Efficient Shipping Needs Nautical Standards

Maritime Activity Reports, Inc.

May 6, 2018

 Ben van Scherpenzeel is Chairman of the international Port Call Optimisation Task Force said that it’s rather curious that the shipping sector, whose history goes back some 5,000 years, only recently adopted international standards for nautical port information. 

 
Numerous younger industries, including aviation and telephony, set up international standards a long time ago.
 
The task force works to improve the quality of information in the port call process by identifying data bottlenecks, embracing existing industry standards for these data and subsequently testing these standards with the aid of prototypes (i.e. not with commercial products).
 
"But then shipping does involve a huge number of parties across the planet. For a long time, the individual sea ports as well as other players throughout the sector all lived on their own islands. For example, both the container and tanker shipping sectors use their own distinct jargon," he further said.
 
Ben van Scherpenzeel explained the following points: -
 
Today’s shipping sector is faced with huge challenges: margins on assets are growing slimmer and the industry is required to cut its CO2 emissions. The more efficiently you can use your vessels, the lower your operational costs and emissions become. And international standards for Port Call Optimisation can help in this context.

> Given records:
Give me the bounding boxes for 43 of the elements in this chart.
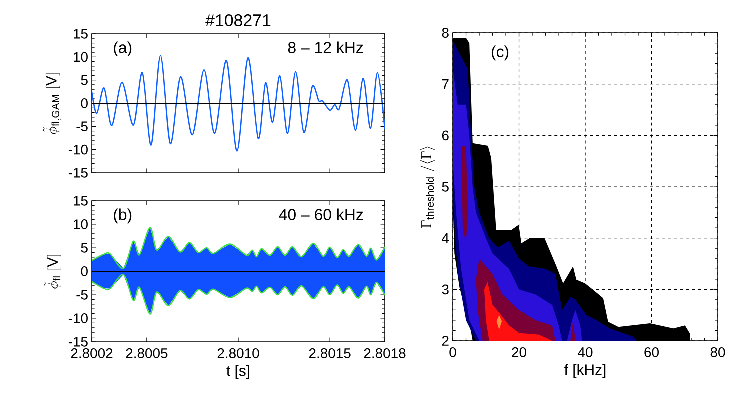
- x-tick-label: 60: [644, 348, 659, 358]
- x-tick-label: 2.8015: [309, 348, 351, 358]
- y-tick-label: -15: [68, 337, 88, 347]
- x-tick-label: 20: [512, 348, 526, 358]
- y-tick-label: 2: [442, 336, 449, 346]
- y-axis-title: $\Gamma_{\mathrm{threshold}}\ /\langle\Gamma\rangle$: [420, 146, 435, 228]
- annotation: (a): [114, 42, 132, 57]
- y-tick-label: 4: [442, 234, 450, 244]
- y-tick-label: 15: [74, 29, 88, 39]
- x-tick-label: 2.8005: [126, 348, 168, 358]
- x-tick-label: 2.8018: [364, 348, 406, 358]
- chart-title: #108271: [206, 14, 271, 27]
- y-axis-title: $\tilde{\phi}_{\mathrm{fl}}\ [\mathrm{V}]$: [44, 255, 62, 289]
- y-tick-label: 8: [442, 28, 449, 38]
- line-series: [92, 55, 386, 152]
- y-tick-label: 7: [442, 80, 449, 90]
- x-axis-title: t [s]: [226, 365, 250, 380]
- annotation: (c): [492, 46, 509, 61]
- y-tick-label: 5: [442, 182, 449, 192]
- y-tick-label: 5: [81, 75, 88, 86]
- y-tick-label: 5: [81, 243, 88, 253]
- y-tick-label: 0: [81, 266, 88, 276]
- x-tick-label: 80: [710, 348, 726, 358]
- y-tick-label: 6: [442, 130, 449, 141]
- y-tick-label: 15: [74, 196, 88, 206]
- y-tick-label: -10: [68, 144, 88, 155]
- x-tick-label: 2.8010: [218, 348, 260, 358]
- annotation: 40 – 60 kHz: [279, 208, 364, 220]
- x-tick-label: 2.8002: [71, 348, 113, 358]
- x-tick-label: 0: [450, 348, 456, 358]
- y-tick-label: 3: [442, 284, 449, 295]
- y-tick-label: 0: [81, 98, 88, 108]
- y-tick-label: -15: [68, 168, 88, 178]
- annotation: (b): [114, 208, 132, 224]
- y-tick-label: -5: [76, 290, 88, 300]
- x-tick-label: 40: [578, 348, 593, 358]
- y-tick-label: -5: [76, 122, 88, 132]
- annotation: 8 – 12 kHz: [288, 42, 364, 54]
- y-tick-label: 10: [74, 52, 88, 62]
- x-axis-title: f [kHz]: [564, 364, 606, 378]
- y-tick-label: -10: [68, 314, 88, 324]
- y-tick-label: 10: [74, 220, 88, 230]
- y-axis-title: $\tilde{\phi}_{\mathrm{fl,GAM}}\ [\mathrm{V}]$: [43, 74, 62, 134]
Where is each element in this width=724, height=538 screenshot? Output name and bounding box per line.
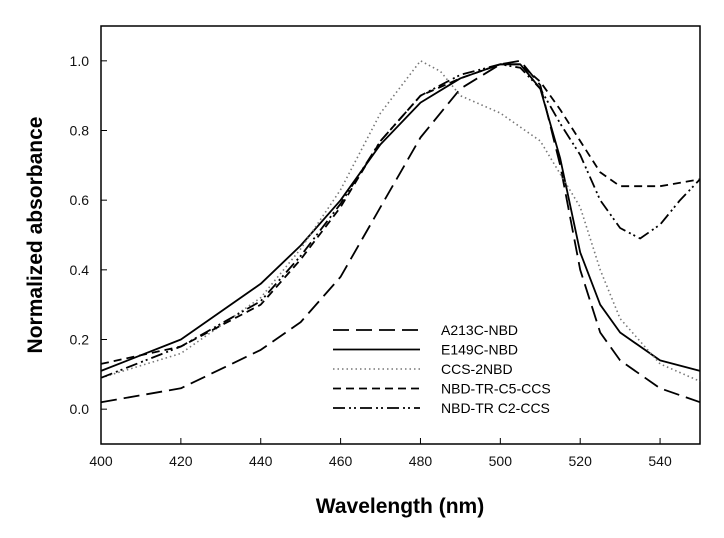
y-tick-label: 0.4 [70,262,90,278]
plot-frame [100,25,701,445]
series-line-ccs-2nbd [100,60,701,383]
series-line-e149c-nbd [100,63,701,372]
series-line-a213c-nbd [100,59,701,404]
legend-label-e149c-nbd: E149C-NBD [441,342,518,358]
x-tick-label: 520 [569,453,593,469]
y-tick-label: 0.0 [70,401,90,417]
x-axis-label: Wavelength (nm) [316,495,484,518]
y-tick-label: 0.6 [70,192,90,208]
y-axis-label: Normalized absorbance [24,117,47,354]
legend-label-a213c-nbd: A213C-NBD [441,322,518,338]
x-tick-label: 500 [489,453,513,469]
x-tick-label: 420 [169,453,193,469]
x-tick-label: 440 [249,453,273,469]
x-tick-label: 540 [648,453,672,469]
series-line-nbd-tr-c2-ccs [100,63,701,379]
x-tick-label: 460 [329,453,353,469]
y-tick-label: 0.2 [70,332,90,348]
legend-label-nbd-tr-c5-ccs: NBD-TR-C5-CCS [441,381,551,397]
x-tick-label: 400 [89,453,113,469]
y-tick-label: 1.0 [70,53,90,69]
legend-label-ccs-2nbd: CCS-2NBD [441,361,513,377]
y-tick-label: 0.8 [70,123,90,139]
x-tick-label: 480 [409,453,433,469]
legend-label-nbd-tr-c2-ccs: NBD-TR C2-CCS [441,400,550,416]
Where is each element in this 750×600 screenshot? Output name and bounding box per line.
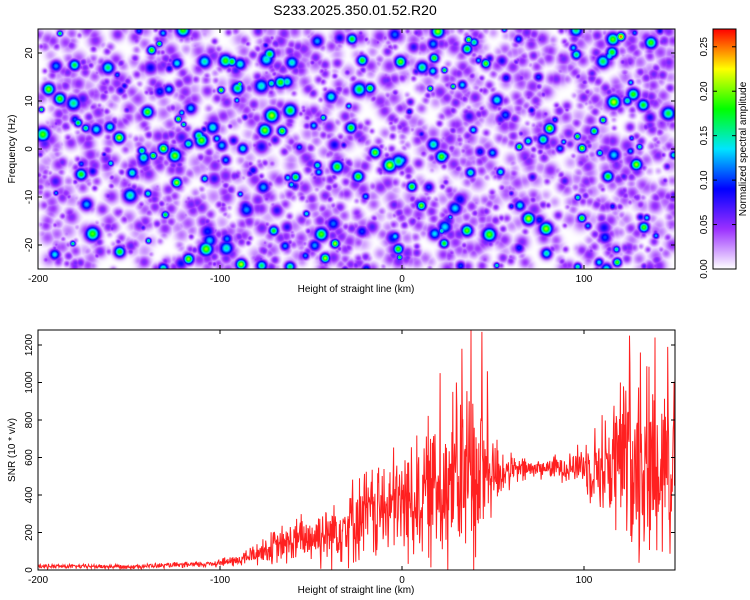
snr-xlabel: Height of straight line (km) [298, 585, 415, 596]
colorbar-tick-label: 0.05 [699, 214, 710, 234]
snr-ytick-label: 200 [24, 524, 35, 541]
heatmap-ylabel: Frequency (Hz) [7, 115, 18, 184]
colorbar-fill [713, 29, 736, 269]
heatmap-ytick-label: 10 [24, 95, 35, 107]
heatmap-ytick-label: 20 [24, 47, 35, 59]
snr-xtick-label: 0 [399, 575, 405, 586]
colorbar: 0.00 0.05 0.10 0.15 0.20 0.25 Normalized spec… [699, 28, 749, 279]
figure-title: S233.2025.350.01.52.R20 [273, 2, 437, 18]
snr-series-line [38, 330, 675, 570]
colorbar-label: Normalized spectral amplitude [738, 81, 749, 216]
heatmap-xtick-label: -200 [28, 274, 48, 285]
heatmap-ytick-label: 0 [24, 146, 35, 152]
snr-ytick-label: 800 [24, 411, 35, 428]
snr-ytick-label: 0 [24, 567, 35, 573]
snr-frame [37, 329, 676, 571]
heatmap-ytick-label: -10 [24, 189, 35, 204]
snr-xtick-label: 100 [576, 575, 593, 586]
snr-ytick-label: 600 [24, 449, 35, 466]
snr-ylabel: SNR (10 * v/v) [7, 418, 18, 482]
colorbar-tick-label: 0.10 [699, 170, 710, 190]
snr-ytick-label: 400 [24, 486, 35, 503]
snr-xtick-label: -200 [28, 575, 48, 586]
heatmap-xtick-label: 100 [576, 274, 593, 285]
spectrogram-image [38, 29, 675, 269]
colorbar-frame [712, 28, 737, 270]
snr-ytick-label: 1000 [24, 371, 35, 394]
colorbar-tick-label: 0.15 [699, 125, 710, 145]
colorbar-ticks: 0.00 0.05 0.10 0.15 0.20 0.25 [699, 37, 736, 279]
heatmap-xlabel: Height of straight line (km) [298, 284, 415, 295]
snr-xtick-label: -100 [210, 575, 230, 586]
snr-ytick-label: 1200 [24, 333, 35, 356]
colorbar-tick-label: 0.25 [699, 37, 710, 57]
heatmap-xtick-label: -100 [210, 274, 230, 285]
heatmap-ytick-label: -20 [24, 237, 35, 252]
heatmap-xtick-label: 0 [399, 274, 405, 285]
colorbar-tick-label: 0.20 [699, 81, 710, 101]
colorbar-tick-label: 0.00 [699, 259, 710, 279]
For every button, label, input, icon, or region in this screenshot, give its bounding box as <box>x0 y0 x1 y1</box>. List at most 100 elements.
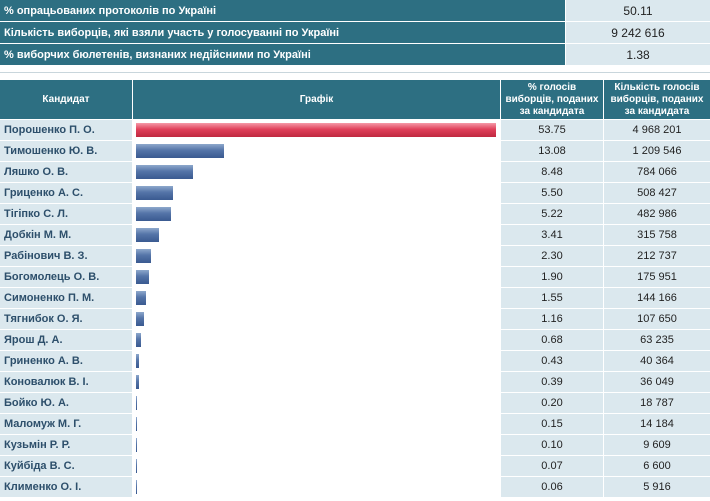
vote-bar <box>136 417 137 431</box>
vote-percent: 53.75 <box>501 120 604 141</box>
results-body: Порошенко П. О. 53.75 4 968 201 Тимошенко Ю… <box>0 120 710 498</box>
candidate-name: Куйбіда В. С. <box>0 456 133 477</box>
candidate-name: Ярош Д. А. <box>0 330 133 351</box>
graph-cell <box>133 162 501 183</box>
table-row: Клименко О. І. 0.06 5 916 <box>0 477 710 498</box>
table-row: Богомолець О. В. 1.90 175 951 <box>0 267 710 288</box>
vote-bar <box>136 438 137 452</box>
vote-bar <box>136 207 171 221</box>
summary-value: 50.11 <box>566 0 710 22</box>
vote-percent: 1.55 <box>501 288 604 309</box>
vote-percent: 5.22 <box>501 204 604 225</box>
vote-bar <box>136 291 146 305</box>
vote-count: 482 986 <box>604 204 710 225</box>
summary-table: % опрацьованих протоколів по Україні 50.… <box>0 0 710 66</box>
graph-cell <box>133 477 501 498</box>
vote-count: 175 951 <box>604 267 710 288</box>
graph-cell <box>133 372 501 393</box>
graph-cell <box>133 414 501 435</box>
table-row: Тігіпко С. Л. 5.22 482 986 <box>0 204 710 225</box>
vote-percent: 0.39 <box>501 372 604 393</box>
vote-count: 14 184 <box>604 414 710 435</box>
vote-bar <box>136 396 137 410</box>
candidate-name: Тігіпко С. Л. <box>0 204 133 225</box>
vote-count: 9 609 <box>604 435 710 456</box>
vote-percent: 0.15 <box>501 414 604 435</box>
graph-cell <box>133 267 501 288</box>
candidate-name: Бойко Ю. А. <box>0 393 133 414</box>
vote-bar <box>136 333 141 347</box>
vote-count: 144 166 <box>604 288 710 309</box>
candidate-name: Добкін М. М. <box>0 225 133 246</box>
graph-cell <box>133 435 501 456</box>
vote-bar <box>136 354 139 368</box>
header-candidate: Кандидат <box>0 80 133 120</box>
table-row: Тимошенко Ю. В. 13.08 1 209 546 <box>0 141 710 162</box>
header-pct: % голосів виборців, поданих за кандидата <box>501 80 604 120</box>
header-votes: Кількість голосів виборців, поданих за к… <box>604 80 710 120</box>
vote-count: 107 650 <box>604 309 710 330</box>
vote-bar <box>136 270 149 284</box>
summary-row: % виборчих бюлетенів, визнаних недійсним… <box>0 44 710 66</box>
candidate-name: Рабінович В. З. <box>0 246 133 267</box>
graph-cell <box>133 330 501 351</box>
candidate-name: Гриненко А. В. <box>0 351 133 372</box>
header-graph: Графік <box>133 80 501 120</box>
graph-cell <box>133 225 501 246</box>
table-row: Гриненко А. В. 0.43 40 364 <box>0 351 710 372</box>
candidate-name: Богомолець О. В. <box>0 267 133 288</box>
vote-count: 18 787 <box>604 393 710 414</box>
graph-cell <box>133 246 501 267</box>
vote-percent: 0.43 <box>501 351 604 372</box>
vote-bar <box>136 186 173 200</box>
vote-percent: 2.30 <box>501 246 604 267</box>
vote-bar <box>136 228 159 242</box>
vote-bar <box>136 144 224 158</box>
header-row: Кандидат Графік % голосів виборців, пода… <box>0 80 710 120</box>
candidate-name: Коновалюк В. І. <box>0 372 133 393</box>
summary-value: 9 242 616 <box>566 22 710 44</box>
table-row: Ляшко О. В. 8.48 784 066 <box>0 162 710 183</box>
candidate-name: Ляшко О. В. <box>0 162 133 183</box>
vote-percent: 0.10 <box>501 435 604 456</box>
vote-count: 6 600 <box>604 456 710 477</box>
table-row: Порошенко П. О. 53.75 4 968 201 <box>0 120 710 141</box>
candidate-name: Гриценко А. С. <box>0 183 133 204</box>
vote-percent: 0.20 <box>501 393 604 414</box>
candidate-name: Кузьмін Р. Р. <box>0 435 133 456</box>
table-row: Маломуж М. Г. 0.15 14 184 <box>0 414 710 435</box>
vote-percent: 13.08 <box>501 141 604 162</box>
vote-count: 508 427 <box>604 183 710 204</box>
vote-bar <box>136 312 144 326</box>
graph-cell <box>133 204 501 225</box>
vote-count: 40 364 <box>604 351 710 372</box>
vote-count: 784 066 <box>604 162 710 183</box>
candidate-name: Тягнибок О. Я. <box>0 309 133 330</box>
vote-percent: 0.07 <box>501 456 604 477</box>
table-row: Бойко Ю. А. 0.20 18 787 <box>0 393 710 414</box>
divider <box>0 72 710 73</box>
table-row: Тягнибок О. Я. 1.16 107 650 <box>0 309 710 330</box>
table-row: Коновалюк В. І. 0.39 36 049 <box>0 372 710 393</box>
table-row: Кузьмін Р. Р. 0.10 9 609 <box>0 435 710 456</box>
vote-percent: 5.50 <box>501 183 604 204</box>
summary-label: Кількість виборців, які взяли участь у г… <box>0 22 566 44</box>
graph-cell <box>133 141 501 162</box>
summary-label: % виборчих бюлетенів, визнаних недійсним… <box>0 44 566 66</box>
candidate-name: Порошенко П. О. <box>0 120 133 141</box>
vote-percent: 8.48 <box>501 162 604 183</box>
vote-count: 36 049 <box>604 372 710 393</box>
graph-cell <box>133 120 501 141</box>
table-row: Рабінович В. З. 2.30 212 737 <box>0 246 710 267</box>
vote-percent: 0.68 <box>501 330 604 351</box>
table-row: Куйбіда В. С. 0.07 6 600 <box>0 456 710 477</box>
summary-row: Кількість виборців, які взяли участь у г… <box>0 22 710 44</box>
vote-percent: 1.90 <box>501 267 604 288</box>
vote-count: 5 916 <box>604 477 710 498</box>
vote-count: 63 235 <box>604 330 710 351</box>
vote-count: 4 968 201 <box>604 120 710 141</box>
candidate-name: Маломуж М. Г. <box>0 414 133 435</box>
graph-cell <box>133 351 501 372</box>
vote-bar <box>136 123 496 137</box>
graph-cell <box>133 183 501 204</box>
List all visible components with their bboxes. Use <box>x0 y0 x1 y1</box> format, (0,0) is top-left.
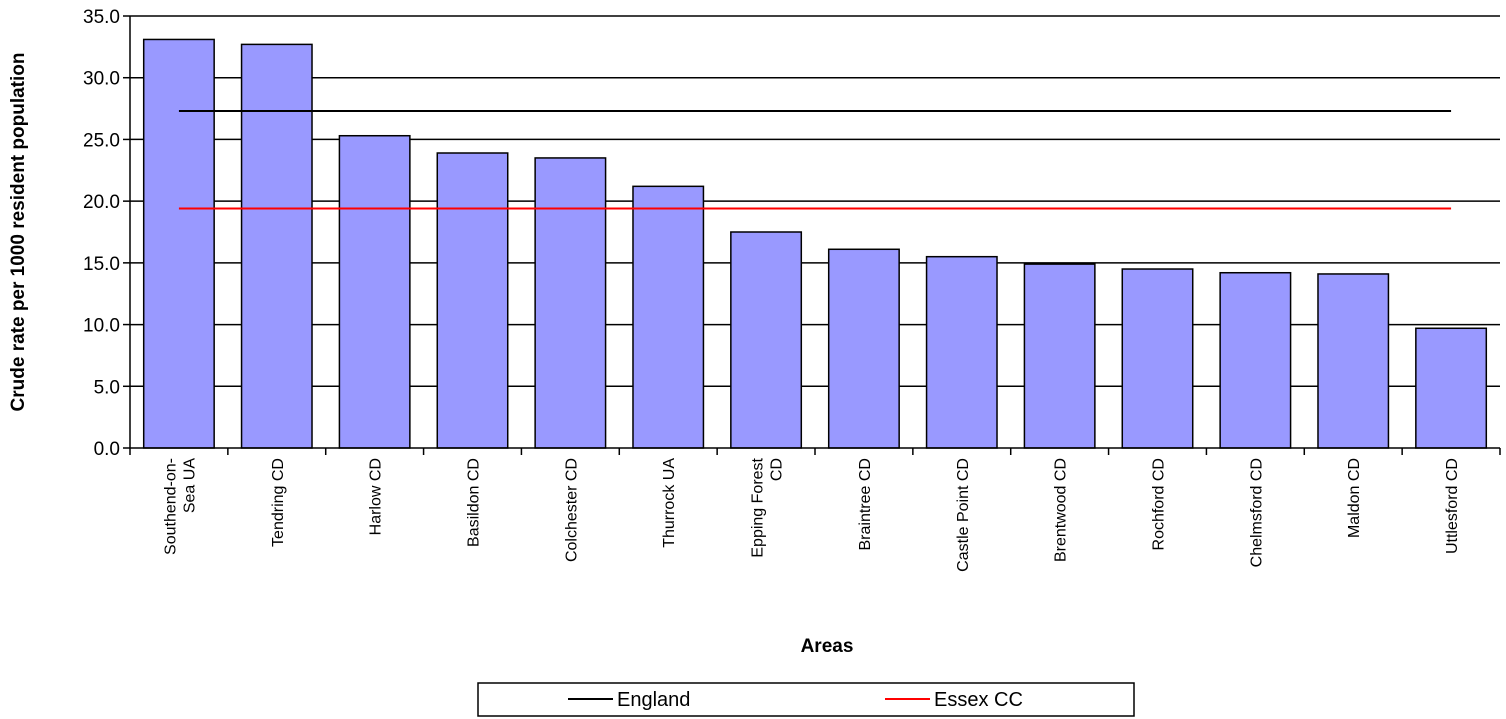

> What you should do: Continue the article on nautical standards for shipping, starting right after its last sentence.

> Exercise output:
Major shippers and shipping companies will literally ‘fare well’ thanks to this development. Every day, they dispatch hundreds of vessels within a network of hundreds of ports. In the past, these parties didn’t have a uniform vocabulary to discuss matters like water depth and arrival and departure times. This lack of standard terminology led to delays during port calls and sub-optimal capacity utilisation. Try managing a large fleet efficiently under those circumstances.
 
That is why a variety of global market parties, like Shell, Maersk, MSC and CMA-CGM, as well as ports from Gothenburg, Singapore, Houston and Busan to Ningbo-Zhoushan and Algeciras became involved in the international Port Call Optimisation Task Force, in which the private sector, ports and interest groups work together on the formulation of international standards. 
 
This has been a time-consuming, complex programme, since it involved gathering parties around the table that in some cases had never even met before. The first Call to Action was issued as far back as 2006. For a long time, participants sought to determine the most effective technical approach and establish which information at the very least needed to be standardised. As a point of departure, the Task Force adopted a single business process for both tanker and container shipping.
 
Last year, the partners published a number of functional definitions: which uniform terms will we be using from now on to communicate matters like depth or ETA? They decided on terminology that is already used in logbooks and on international sea charts. The data definitions for the transfer of information will be published in late May 2018. It is subsequently up to the maritime sector to adhere to and maintain these data and functional definitions, so that 50 years from now, we’ll still all be on the same page.
 
Shipping is a global industry. Standardisation only makes sense if all information owners within the business process share their data. The Port of Rotterdam Authority recently launched Pronto, the first communication platform based on the new standards. The accelerated worldwide roll-out of technology of this kind will contribute to the swift development of clean and efficient shipping. In this context, it is important to get every party that provides services to sea-going vessels on board. From terminals to pilots, and from bunkering companies to victuallers.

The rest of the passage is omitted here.